Work to complete: Transcribe each entry below exactly. Pictures do not go in the copy.

══ Data for this exercise ══

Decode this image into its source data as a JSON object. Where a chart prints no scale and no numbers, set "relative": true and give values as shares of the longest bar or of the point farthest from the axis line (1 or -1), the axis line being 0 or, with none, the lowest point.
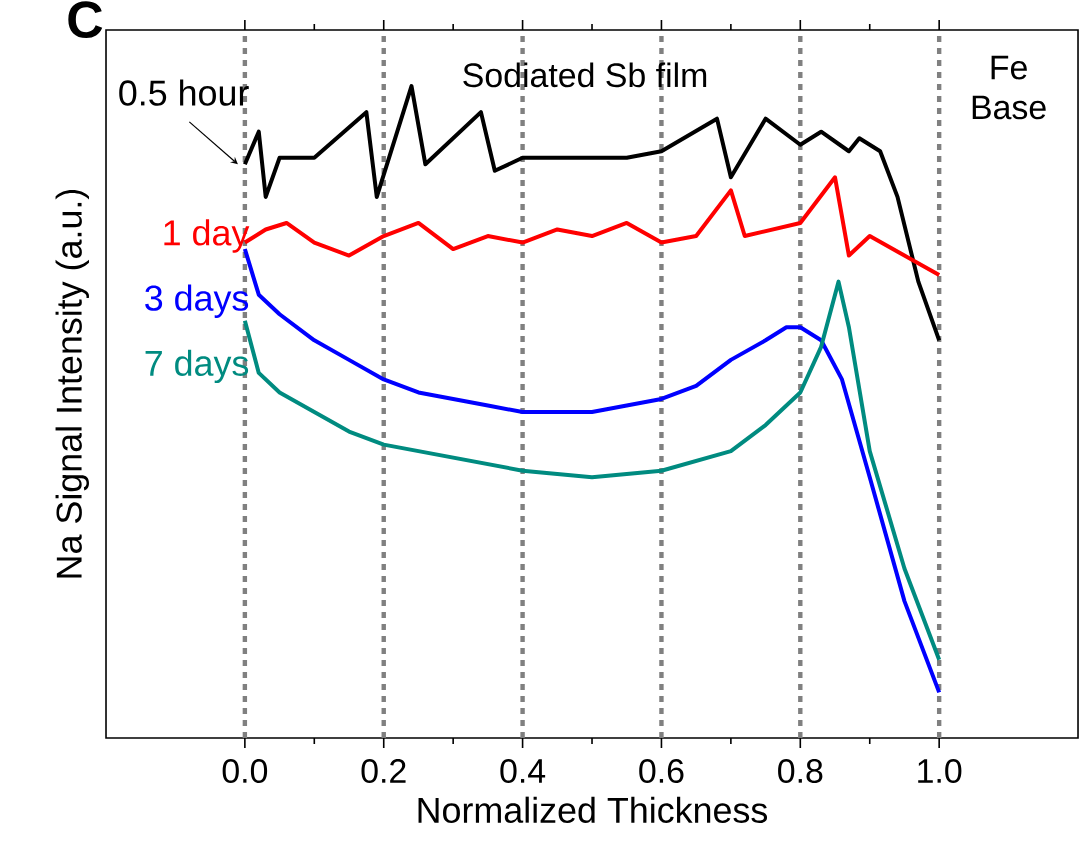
{
  "chart_data": {
    "type": "line",
    "relative": true,
    "xlabel": "Normalized Thickness",
    "ylabel": "Na Signal Intensity (a.u.)",
    "xlim": [
      -0.2,
      1.2
    ],
    "xticks": [
      {
        "value": 0,
        "label": "0.0"
      },
      0.2,
      0.4,
      0.6,
      0.8,
      {
        "value": 1.0,
        "label": "1.0"
      }
    ],
    "line_style": "solid",
    "marker": "none",
    "grid": false,
    "annotations": [
      "C",
      "Sodiated Sb film",
      "Fe Base"
    ],
    "ref_lines": [
      {
        "axis": "x",
        "value": 0,
        "color": "#808080",
        "line_style": "dotted"
      },
      {
        "axis": "x",
        "value": 0.2,
        "color": "#808080",
        "line_style": "dotted"
      },
      {
        "axis": "x",
        "value": 0.4,
        "color": "#808080",
        "line_style": "dotted"
      },
      {
        "axis": "x",
        "value": 0.6,
        "color": "#808080",
        "line_style": "dotted"
      },
      {
        "axis": "x",
        "value": 0.8,
        "color": "#808080",
        "line_style": "dotted"
      },
      {
        "axis": "x",
        "value": 1.0,
        "color": "#808080",
        "line_style": "dotted"
      }
    ],
    "series": [
      {
        "name": "0.5 hour",
        "color": "#000000",
        "x": [
          0,
          0.02,
          0.03,
          0.05,
          0.1,
          0.175,
          0.19,
          0.24,
          0.26,
          0.34,
          0.36,
          0.4,
          0.5,
          0.55,
          0.6,
          0.68,
          0.7,
          0.75,
          0.8,
          0.83,
          0.87,
          0.885,
          0.915,
          0.94,
          0.97,
          1.0
        ],
        "values": [
          0.88,
          0.93,
          0.83,
          0.89,
          0.89,
          0.96,
          0.83,
          1.0,
          0.88,
          0.96,
          0.87,
          0.89,
          0.89,
          0.89,
          0.9,
          0.95,
          0.86,
          0.95,
          0.91,
          0.93,
          0.9,
          0.92,
          0.9,
          0.83,
          0.7,
          0.61
        ]
      },
      {
        "name": "1 day",
        "color": "#ff0000",
        "x": [
          0,
          0.03,
          0.06,
          0.1,
          0.15,
          0.2,
          0.25,
          0.3,
          0.35,
          0.4,
          0.45,
          0.5,
          0.55,
          0.6,
          0.65,
          0.7,
          0.72,
          0.8,
          0.85,
          0.87,
          0.9,
          0.95,
          1.0
        ],
        "values": [
          0.76,
          0.78,
          0.79,
          0.76,
          0.74,
          0.77,
          0.79,
          0.75,
          0.77,
          0.76,
          0.78,
          0.77,
          0.79,
          0.76,
          0.77,
          0.84,
          0.77,
          0.79,
          0.86,
          0.74,
          0.77,
          0.74,
          0.71
        ]
      },
      {
        "name": "3 days",
        "color": "#0000ff",
        "x": [
          0,
          0.02,
          0.05,
          0.1,
          0.15,
          0.2,
          0.25,
          0.3,
          0.35,
          0.4,
          0.5,
          0.55,
          0.6,
          0.65,
          0.7,
          0.75,
          0.78,
          0.8,
          0.83,
          0.86,
          0.9,
          0.95,
          1.0
        ],
        "values": [
          0.75,
          0.68,
          0.65,
          0.61,
          0.58,
          0.55,
          0.53,
          0.52,
          0.51,
          0.5,
          0.5,
          0.51,
          0.52,
          0.54,
          0.58,
          0.61,
          0.63,
          0.63,
          0.61,
          0.55,
          0.4,
          0.21,
          0.07
        ]
      },
      {
        "name": "7 days",
        "color": "#008b80",
        "x": [
          0,
          0.02,
          0.05,
          0.1,
          0.15,
          0.2,
          0.3,
          0.4,
          0.5,
          0.6,
          0.7,
          0.75,
          0.8,
          0.83,
          0.855,
          0.87,
          0.9,
          0.95,
          1.0
        ],
        "values": [
          0.64,
          0.56,
          0.53,
          0.5,
          0.47,
          0.45,
          0.43,
          0.41,
          0.4,
          0.41,
          0.44,
          0.48,
          0.53,
          0.6,
          0.7,
          0.63,
          0.44,
          0.26,
          0.12
        ]
      }
    ]
  }
}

═══

Answer in full:
Decode this image into its source data as a JSON object. Where a chart prints no scale and no numbers, set "relative": true and give values as shares of the longest bar or of the point farthest from the axis line (1 or -1), the axis line being 0 or, with none, the lowest point.
{
  "chart_data": {
    "type": "line",
    "relative": true,
    "xlabel": "Normalized Thickness",
    "ylabel": "Na Signal Intensity (a.u.)",
    "xlim": [
      -0.2,
      1.2
    ],
    "xticks": [
      {
        "value": 0,
        "label": "0.0"
      },
      0.2,
      0.4,
      0.6,
      0.8,
      {
        "value": 1.0,
        "label": "1.0"
      }
    ],
    "line_style": "solid",
    "marker": "none",
    "grid": false,
    "annotations": [
      "C",
      "Sodiated Sb film",
      "Fe Base"
    ],
    "ref_lines": [
      {
        "axis": "x",
        "value": 0,
        "color": "#808080",
        "line_style": "dotted"
      },
      {
        "axis": "x",
        "value": 0.2,
        "color": "#808080",
        "line_style": "dotted"
      },
      {
        "axis": "x",
        "value": 0.4,
        "color": "#808080",
        "line_style": "dotted"
      },
      {
        "axis": "x",
        "value": 0.6,
        "color": "#808080",
        "line_style": "dotted"
      },
      {
        "axis": "x",
        "value": 0.8,
        "color": "#808080",
        "line_style": "dotted"
      },
      {
        "axis": "x",
        "value": 1.0,
        "color": "#808080",
        "line_style": "dotted"
      }
    ],
    "series": [
      {
        "name": "0.5 hour",
        "color": "#000000",
        "x": [
          0,
          0.02,
          0.03,
          0.05,
          0.1,
          0.175,
          0.19,
          0.24,
          0.26,
          0.34,
          0.36,
          0.4,
          0.5,
          0.55,
          0.6,
          0.68,
          0.7,
          0.75,
          0.8,
          0.83,
          0.87,
          0.885,
          0.915,
          0.94,
          0.97,
          1.0
        ],
        "values": [
          0.88,
          0.93,
          0.83,
          0.89,
          0.89,
          0.96,
          0.83,
          1.0,
          0.88,
          0.96,
          0.87,
          0.89,
          0.89,
          0.89,
          0.9,
          0.95,
          0.86,
          0.95,
          0.91,
          0.93,
          0.9,
          0.92,
          0.9,
          0.83,
          0.7,
          0.61
        ]
      },
      {
        "name": "1 day",
        "color": "#ff0000",
        "x": [
          0,
          0.03,
          0.06,
          0.1,
          0.15,
          0.2,
          0.25,
          0.3,
          0.35,
          0.4,
          0.45,
          0.5,
          0.55,
          0.6,
          0.65,
          0.7,
          0.72,
          0.8,
          0.85,
          0.87,
          0.9,
          0.95,
          1.0
        ],
        "values": [
          0.76,
          0.78,
          0.79,
          0.76,
          0.74,
          0.77,
          0.79,
          0.75,
          0.77,
          0.76,
          0.78,
          0.77,
          0.79,
          0.76,
          0.77,
          0.84,
          0.77,
          0.79,
          0.86,
          0.74,
          0.77,
          0.74,
          0.71
        ]
      },
      {
        "name": "3 days",
        "color": "#0000ff",
        "x": [
          0,
          0.02,
          0.05,
          0.1,
          0.15,
          0.2,
          0.25,
          0.3,
          0.35,
          0.4,
          0.5,
          0.55,
          0.6,
          0.65,
          0.7,
          0.75,
          0.78,
          0.8,
          0.83,
          0.86,
          0.9,
          0.95,
          1.0
        ],
        "values": [
          0.75,
          0.68,
          0.65,
          0.61,
          0.58,
          0.55,
          0.53,
          0.52,
          0.51,
          0.5,
          0.5,
          0.51,
          0.52,
          0.54,
          0.58,
          0.61,
          0.63,
          0.63,
          0.61,
          0.55,
          0.4,
          0.21,
          0.07
        ]
      },
      {
        "name": "7 days",
        "color": "#008b80",
        "x": [
          0,
          0.02,
          0.05,
          0.1,
          0.15,
          0.2,
          0.3,
          0.4,
          0.5,
          0.6,
          0.7,
          0.75,
          0.8,
          0.83,
          0.855,
          0.87,
          0.9,
          0.95,
          1.0
        ],
        "values": [
          0.64,
          0.56,
          0.53,
          0.5,
          0.47,
          0.45,
          0.43,
          0.41,
          0.4,
          0.41,
          0.44,
          0.48,
          0.53,
          0.6,
          0.7,
          0.63,
          0.44,
          0.26,
          0.12
        ]
      }
    ]
  }
}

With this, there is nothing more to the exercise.